==== Records for the task ====
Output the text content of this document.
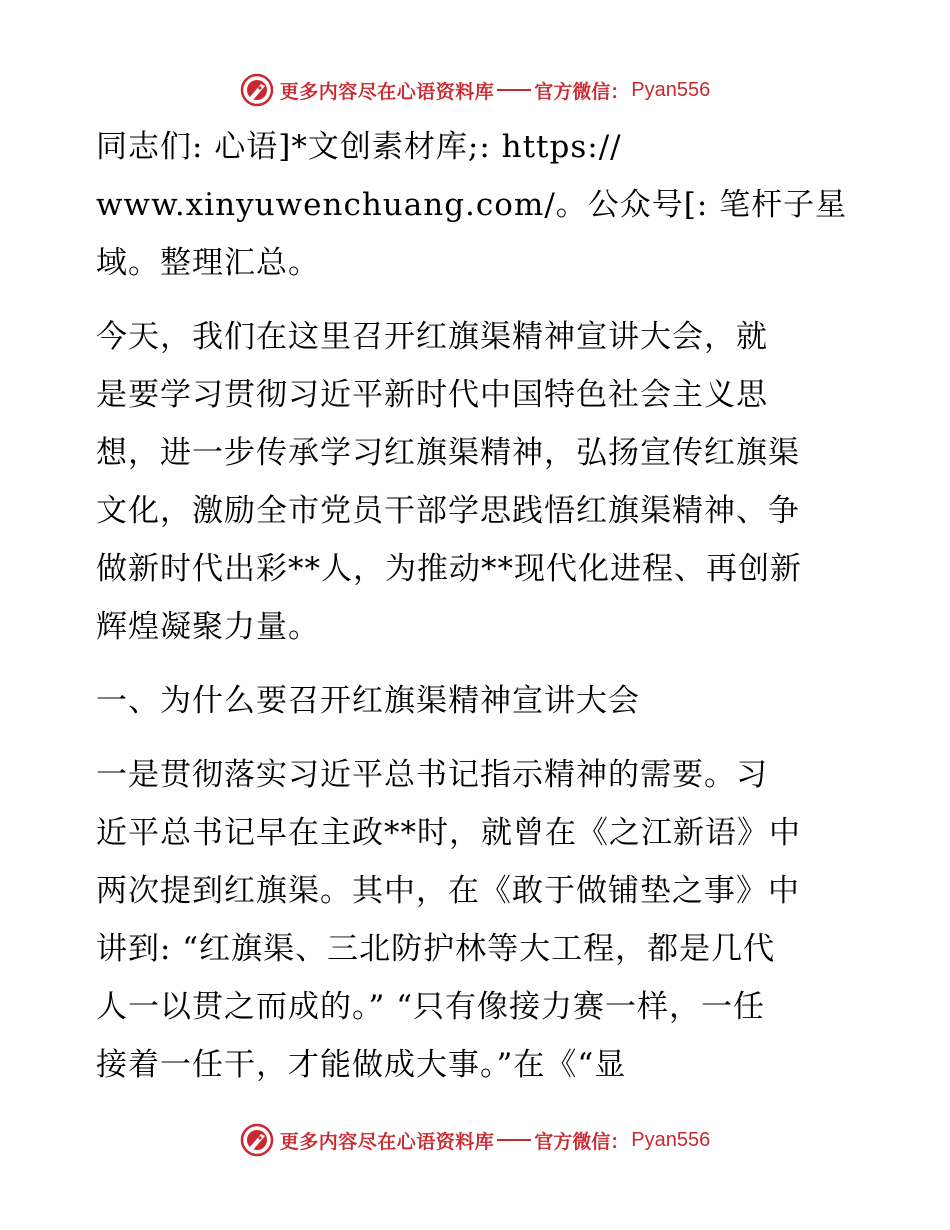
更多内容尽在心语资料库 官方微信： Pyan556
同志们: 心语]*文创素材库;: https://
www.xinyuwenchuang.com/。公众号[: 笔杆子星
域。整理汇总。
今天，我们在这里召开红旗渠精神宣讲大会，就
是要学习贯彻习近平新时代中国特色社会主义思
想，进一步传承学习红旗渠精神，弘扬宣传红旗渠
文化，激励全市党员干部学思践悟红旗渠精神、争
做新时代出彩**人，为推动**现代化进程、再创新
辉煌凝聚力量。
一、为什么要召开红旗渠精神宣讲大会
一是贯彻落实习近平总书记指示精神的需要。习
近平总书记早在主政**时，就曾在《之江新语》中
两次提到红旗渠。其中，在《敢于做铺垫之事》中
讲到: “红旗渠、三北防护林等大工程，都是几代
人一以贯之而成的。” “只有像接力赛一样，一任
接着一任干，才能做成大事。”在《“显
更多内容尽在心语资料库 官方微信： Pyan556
====
==== Records for the task ====
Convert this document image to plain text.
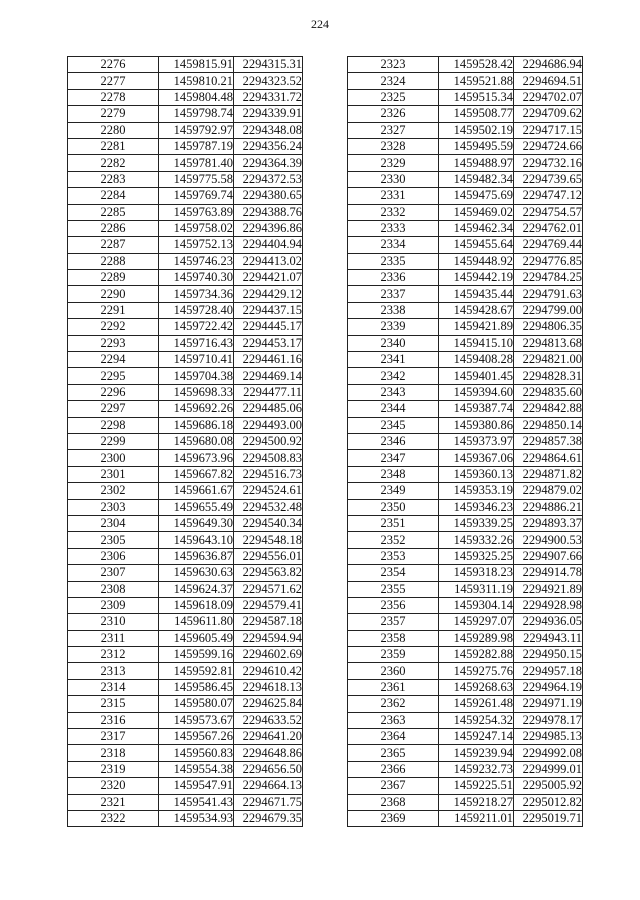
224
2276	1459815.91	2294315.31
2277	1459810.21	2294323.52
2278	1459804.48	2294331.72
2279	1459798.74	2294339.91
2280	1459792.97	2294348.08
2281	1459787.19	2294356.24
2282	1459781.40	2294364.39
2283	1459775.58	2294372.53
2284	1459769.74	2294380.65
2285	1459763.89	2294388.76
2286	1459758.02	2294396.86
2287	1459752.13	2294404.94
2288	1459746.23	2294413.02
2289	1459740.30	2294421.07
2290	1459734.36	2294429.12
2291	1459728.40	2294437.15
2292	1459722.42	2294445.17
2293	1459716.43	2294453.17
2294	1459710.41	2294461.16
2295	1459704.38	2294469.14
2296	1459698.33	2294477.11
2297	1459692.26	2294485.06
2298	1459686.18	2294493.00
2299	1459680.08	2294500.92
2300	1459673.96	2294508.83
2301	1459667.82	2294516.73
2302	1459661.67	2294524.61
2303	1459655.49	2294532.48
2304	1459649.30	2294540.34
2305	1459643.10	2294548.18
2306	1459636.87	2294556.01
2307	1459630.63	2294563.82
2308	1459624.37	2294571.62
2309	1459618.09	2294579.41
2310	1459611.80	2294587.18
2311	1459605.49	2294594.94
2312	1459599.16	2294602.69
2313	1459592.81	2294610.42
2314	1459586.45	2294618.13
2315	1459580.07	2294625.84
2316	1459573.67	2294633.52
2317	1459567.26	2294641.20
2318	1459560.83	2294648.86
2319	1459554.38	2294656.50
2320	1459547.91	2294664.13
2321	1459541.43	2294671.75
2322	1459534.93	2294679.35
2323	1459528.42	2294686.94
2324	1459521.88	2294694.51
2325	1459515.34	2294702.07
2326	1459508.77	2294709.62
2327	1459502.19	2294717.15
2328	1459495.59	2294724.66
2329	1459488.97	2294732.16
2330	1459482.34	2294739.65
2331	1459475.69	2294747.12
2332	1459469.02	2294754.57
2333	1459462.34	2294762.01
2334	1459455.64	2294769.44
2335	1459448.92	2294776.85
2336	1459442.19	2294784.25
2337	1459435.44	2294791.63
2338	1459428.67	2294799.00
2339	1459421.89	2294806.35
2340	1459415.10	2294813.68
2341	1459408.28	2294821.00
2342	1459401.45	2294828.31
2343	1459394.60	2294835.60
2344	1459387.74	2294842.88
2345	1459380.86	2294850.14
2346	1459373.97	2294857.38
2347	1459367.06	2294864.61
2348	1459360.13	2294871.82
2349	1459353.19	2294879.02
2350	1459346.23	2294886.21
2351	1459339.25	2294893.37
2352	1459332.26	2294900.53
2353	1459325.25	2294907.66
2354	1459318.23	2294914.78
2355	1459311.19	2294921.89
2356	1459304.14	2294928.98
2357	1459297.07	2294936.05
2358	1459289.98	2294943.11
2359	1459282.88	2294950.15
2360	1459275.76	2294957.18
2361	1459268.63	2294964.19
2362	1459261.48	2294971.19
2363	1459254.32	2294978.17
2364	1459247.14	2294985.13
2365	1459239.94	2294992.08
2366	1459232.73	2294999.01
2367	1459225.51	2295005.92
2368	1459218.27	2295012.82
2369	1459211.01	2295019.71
====
==== Records for the task ====
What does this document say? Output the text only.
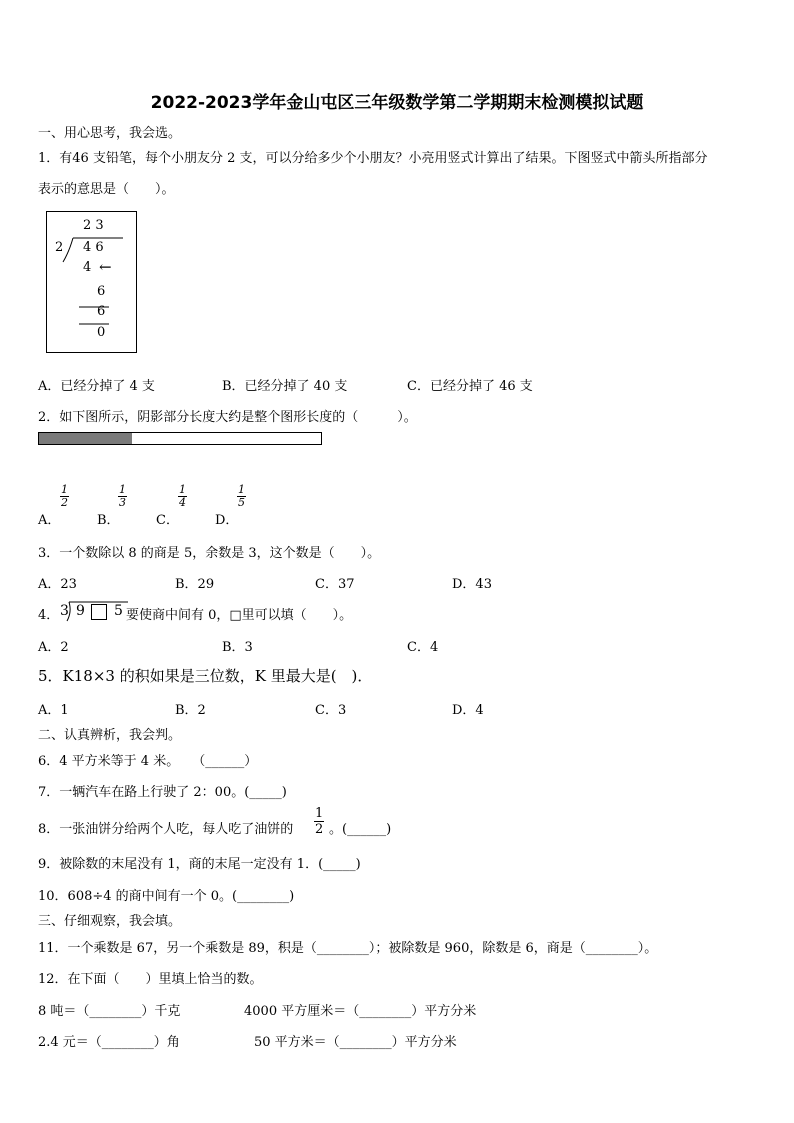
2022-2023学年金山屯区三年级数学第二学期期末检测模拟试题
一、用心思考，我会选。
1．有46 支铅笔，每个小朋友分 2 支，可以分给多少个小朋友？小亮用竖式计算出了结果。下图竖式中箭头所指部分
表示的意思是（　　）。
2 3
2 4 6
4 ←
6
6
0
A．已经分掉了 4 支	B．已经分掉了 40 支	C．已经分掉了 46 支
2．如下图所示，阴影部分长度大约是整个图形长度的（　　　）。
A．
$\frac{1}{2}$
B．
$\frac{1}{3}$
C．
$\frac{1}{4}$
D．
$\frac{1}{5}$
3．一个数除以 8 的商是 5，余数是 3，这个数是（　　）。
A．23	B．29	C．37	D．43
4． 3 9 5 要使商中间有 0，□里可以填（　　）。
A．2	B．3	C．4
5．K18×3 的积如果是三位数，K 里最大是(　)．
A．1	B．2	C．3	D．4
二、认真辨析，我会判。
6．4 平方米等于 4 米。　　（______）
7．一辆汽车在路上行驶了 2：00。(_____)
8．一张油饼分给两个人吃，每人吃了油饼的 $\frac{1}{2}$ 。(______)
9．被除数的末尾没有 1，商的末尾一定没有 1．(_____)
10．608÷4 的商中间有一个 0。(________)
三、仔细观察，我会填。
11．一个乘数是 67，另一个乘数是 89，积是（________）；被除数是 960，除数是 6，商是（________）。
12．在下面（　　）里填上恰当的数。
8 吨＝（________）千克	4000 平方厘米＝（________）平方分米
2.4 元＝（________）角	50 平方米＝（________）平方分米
====
* **Work instructions**:
Read the entries and pick out all lines that include the word "frac".

* **Output**:
$\frac{1}{2}$
$\frac{1}{3}$
$\frac{1}{4}$
$\frac{1}{5}$
8．一张油饼分给两个人吃，每人吃了油饼的 $\frac{1}{2}$ 。(______)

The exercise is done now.